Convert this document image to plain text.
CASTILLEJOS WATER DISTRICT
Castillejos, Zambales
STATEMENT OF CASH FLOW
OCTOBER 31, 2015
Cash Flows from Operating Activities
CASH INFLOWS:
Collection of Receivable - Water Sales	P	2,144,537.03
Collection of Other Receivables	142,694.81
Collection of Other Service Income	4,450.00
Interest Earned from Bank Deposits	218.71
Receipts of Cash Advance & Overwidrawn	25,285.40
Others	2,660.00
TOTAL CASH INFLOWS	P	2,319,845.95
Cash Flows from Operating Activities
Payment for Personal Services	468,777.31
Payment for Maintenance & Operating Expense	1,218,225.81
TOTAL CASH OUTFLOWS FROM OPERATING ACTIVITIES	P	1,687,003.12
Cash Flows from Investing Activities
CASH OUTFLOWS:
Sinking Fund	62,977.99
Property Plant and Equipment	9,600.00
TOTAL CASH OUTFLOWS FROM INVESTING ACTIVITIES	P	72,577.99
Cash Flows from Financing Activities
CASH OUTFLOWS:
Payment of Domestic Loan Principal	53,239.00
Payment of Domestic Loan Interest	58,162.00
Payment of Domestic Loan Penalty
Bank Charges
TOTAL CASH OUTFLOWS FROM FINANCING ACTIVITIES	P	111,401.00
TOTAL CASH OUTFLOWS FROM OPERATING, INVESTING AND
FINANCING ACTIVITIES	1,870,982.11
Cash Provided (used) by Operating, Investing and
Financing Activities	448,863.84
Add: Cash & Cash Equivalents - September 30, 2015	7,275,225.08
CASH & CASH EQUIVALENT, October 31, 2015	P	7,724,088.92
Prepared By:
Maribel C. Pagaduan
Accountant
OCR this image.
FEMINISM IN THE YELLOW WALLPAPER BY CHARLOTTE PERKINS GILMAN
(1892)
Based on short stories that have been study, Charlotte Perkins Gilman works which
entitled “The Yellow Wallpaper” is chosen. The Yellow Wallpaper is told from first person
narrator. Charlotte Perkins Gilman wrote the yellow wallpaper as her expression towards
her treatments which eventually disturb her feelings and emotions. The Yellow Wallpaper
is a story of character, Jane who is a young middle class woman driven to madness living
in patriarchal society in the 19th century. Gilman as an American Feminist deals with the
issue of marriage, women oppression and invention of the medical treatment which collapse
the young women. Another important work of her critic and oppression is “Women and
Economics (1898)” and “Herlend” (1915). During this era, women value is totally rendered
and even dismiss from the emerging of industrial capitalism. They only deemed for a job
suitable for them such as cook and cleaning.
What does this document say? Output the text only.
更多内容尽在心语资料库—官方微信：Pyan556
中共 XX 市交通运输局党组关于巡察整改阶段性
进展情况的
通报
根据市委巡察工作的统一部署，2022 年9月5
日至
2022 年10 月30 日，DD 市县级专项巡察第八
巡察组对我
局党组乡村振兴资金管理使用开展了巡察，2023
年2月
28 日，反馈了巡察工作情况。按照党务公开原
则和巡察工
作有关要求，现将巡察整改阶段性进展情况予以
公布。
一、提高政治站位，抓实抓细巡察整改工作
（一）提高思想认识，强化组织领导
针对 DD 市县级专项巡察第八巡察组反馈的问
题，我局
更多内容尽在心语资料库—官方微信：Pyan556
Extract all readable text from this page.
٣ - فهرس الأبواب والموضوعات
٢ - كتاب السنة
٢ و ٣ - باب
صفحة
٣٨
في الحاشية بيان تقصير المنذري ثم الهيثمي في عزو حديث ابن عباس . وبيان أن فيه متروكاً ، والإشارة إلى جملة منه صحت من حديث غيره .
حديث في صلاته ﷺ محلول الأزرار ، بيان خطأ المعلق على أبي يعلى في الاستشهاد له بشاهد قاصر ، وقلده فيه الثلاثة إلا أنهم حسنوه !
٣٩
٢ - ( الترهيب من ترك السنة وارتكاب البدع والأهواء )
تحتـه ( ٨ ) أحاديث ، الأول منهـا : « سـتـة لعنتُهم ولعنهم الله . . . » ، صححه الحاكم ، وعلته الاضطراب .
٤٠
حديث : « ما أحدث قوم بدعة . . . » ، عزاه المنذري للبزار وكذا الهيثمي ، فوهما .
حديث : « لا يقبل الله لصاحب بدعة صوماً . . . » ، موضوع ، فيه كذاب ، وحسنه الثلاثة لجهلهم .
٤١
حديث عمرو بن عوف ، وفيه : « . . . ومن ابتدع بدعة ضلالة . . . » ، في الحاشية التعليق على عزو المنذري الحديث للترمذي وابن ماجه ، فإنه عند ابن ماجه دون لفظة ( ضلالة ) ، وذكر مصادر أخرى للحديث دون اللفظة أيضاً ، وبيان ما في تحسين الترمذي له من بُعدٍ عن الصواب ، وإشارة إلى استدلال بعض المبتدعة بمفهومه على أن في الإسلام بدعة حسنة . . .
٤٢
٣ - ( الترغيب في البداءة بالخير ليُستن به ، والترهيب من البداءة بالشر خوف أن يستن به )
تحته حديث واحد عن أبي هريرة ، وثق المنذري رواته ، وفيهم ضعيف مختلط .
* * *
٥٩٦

▶ Given task
Each line of the material should be echoed exactly.

▶ Output for this task
Convert this document image to plain text.
CASTILLEJOS WATER DISTRICT
Castillejos, Zambales
STATEMENT OF CASH FLOW
OCTOBER 31, 2015
Cash Flows from Operating Activities
CASH INFLOWS:
Collection of Receivable - Water Sales	P	2,144,537.03
Collection of Other Receivables	142,694.81
Collection of Other Service Income	4,450.00
Interest Earned from Bank Deposits	218.71
Receipts of Cash Advance & Overwidrawn	25,285.40
Others	2,660.00
TOTAL CASH INFLOWS	P	2,319,845.95
Cash Flows from Operating Activities
Payment for Personal Services	468,777.31
Payment for Maintenance & Operating Expense	1,218,225.81
TOTAL CASH OUTFLOWS FROM OPERATING ACTIVITIES	P	1,687,003.12
Cash Flows from Investing Activities
CASH OUTFLOWS:
Sinking Fund	62,977.99
Property Plant and Equipment	9,600.00
TOTAL CASH OUTFLOWS FROM INVESTING ACTIVITIES	P	72,577.99
Cash Flows from Financing Activities
CASH OUTFLOWS:
Payment of Domestic Loan Principal	53,239.00
Payment of Domestic Loan Interest	58,162.00
Payment of Domestic Loan Penalty
Bank Charges
TOTAL CASH OUTFLOWS FROM FINANCING ACTIVITIES	P	111,401.00
TOTAL CASH OUTFLOWS FROM OPERATING, INVESTING AND
FINANCING ACTIVITIES	1,870,982.11
Cash Provided (used) by Operating, Investing and
Financing Activities	448,863.84
Add: Cash & Cash Equivalents - September 30, 2015	7,275,225.08
CASH & CASH EQUIVALENT, October 31, 2015	P	7,724,088.92
Prepared By:
Maribel C. Pagaduan
Accountant
OCR this image.
FEMINISM IN THE YELLOW WALLPAPER BY CHARLOTTE PERKINS GILMAN
(1892)
Based on short stories that have been study, Charlotte Perkins Gilman works which
entitled “The Yellow Wallpaper” is chosen. The Yellow Wallpaper is told from first person
narrator. Charlotte Perkins Gilman wrote the yellow wallpaper as her expression towards
her treatments which eventually disturb her feelings and emotions. The Yellow Wallpaper
is a story of character, Jane who is a young middle class woman driven to madness living
in patriarchal society in the 19th century. Gilman as an American Feminist deals with the
issue of marriage, women oppression and invention of the medical treatment which collapse
the young women. Another important work of her critic and oppression is “Women and
Economics (1898)” and “Herlend” (1915). During this era, women value is totally rendered
and even dismiss from the emerging of industrial capitalism. They only deemed for a job
suitable for them such as cook and cleaning.
What does this document say? Output the text only.
更多内容尽在心语资料库—官方微信：Pyan556
中共 XX 市交通运输局党组关于巡察整改阶段性
进展情况的
通报
根据市委巡察工作的统一部署，2022 年9月5
日至
2022 年10 月30 日，DD 市县级专项巡察第八
巡察组对我
局党组乡村振兴资金管理使用开展了巡察，2023
年2月
28 日，反馈了巡察工作情况。按照党务公开原
则和巡察工
作有关要求，现将巡察整改阶段性进展情况予以
公布。
一、提高政治站位，抓实抓细巡察整改工作
（一）提高思想认识，强化组织领导
针对 DD 市县级专项巡察第八巡察组反馈的问
题，我局
更多内容尽在心语资料库—官方微信：Pyan556
Extract all readable text from this page.
٣ - فهرس الأبواب والموضوعات
٢ - كتاب السنة
٢ و ٣ - باب
صفحة
٣٨
في الحاشية بيان تقصير المنذري ثم الهيثمي في عزو حديث ابن عباس . وبيان أن فيه متروكاً ، والإشارة إلى جملة منه صحت من حديث غيره .
حديث في صلاته ﷺ محلول الأزرار ، بيان خطأ المعلق على أبي يعلى في الاستشهاد له بشاهد قاصر ، وقلده فيه الثلاثة إلا أنهم حسنوه !
٣٩
٢ - ( الترهيب من ترك السنة وارتكاب البدع والأهواء )
تحتـه ( ٨ ) أحاديث ، الأول منهـا : « سـتـة لعنتُهم ولعنهم الله . . . » ، صححه الحاكم ، وعلته الاضطراب .
٤٠
حديث : « ما أحدث قوم بدعة . . . » ، عزاه المنذري للبزار وكذا الهيثمي ، فوهما .
حديث : « لا يقبل الله لصاحب بدعة صوماً . . . » ، موضوع ، فيه كذاب ، وحسنه الثلاثة لجهلهم .
٤١
حديث عمرو بن عوف ، وفيه : « . . . ومن ابتدع بدعة ضلالة . . . » ، في الحاشية التعليق على عزو المنذري الحديث للترمذي وابن ماجه ، فإنه عند ابن ماجه دون لفظة ( ضلالة ) ، وذكر مصادر أخرى للحديث دون اللفظة أيضاً ، وبيان ما في تحسين الترمذي له من بُعدٍ عن الصواب ، وإشارة إلى استدلال بعض المبتدعة بمفهومه على أن في الإسلام بدعة حسنة . . .
٤٢
٣ - ( الترغيب في البداءة بالخير ليُستن به ، والترهيب من البداءة بالشر خوف أن يستن به )
تحته حديث واحد عن أبي هريرة ، وثق المنذري رواته ، وفيهم ضعيف مختلط .
* * *
٥٩٦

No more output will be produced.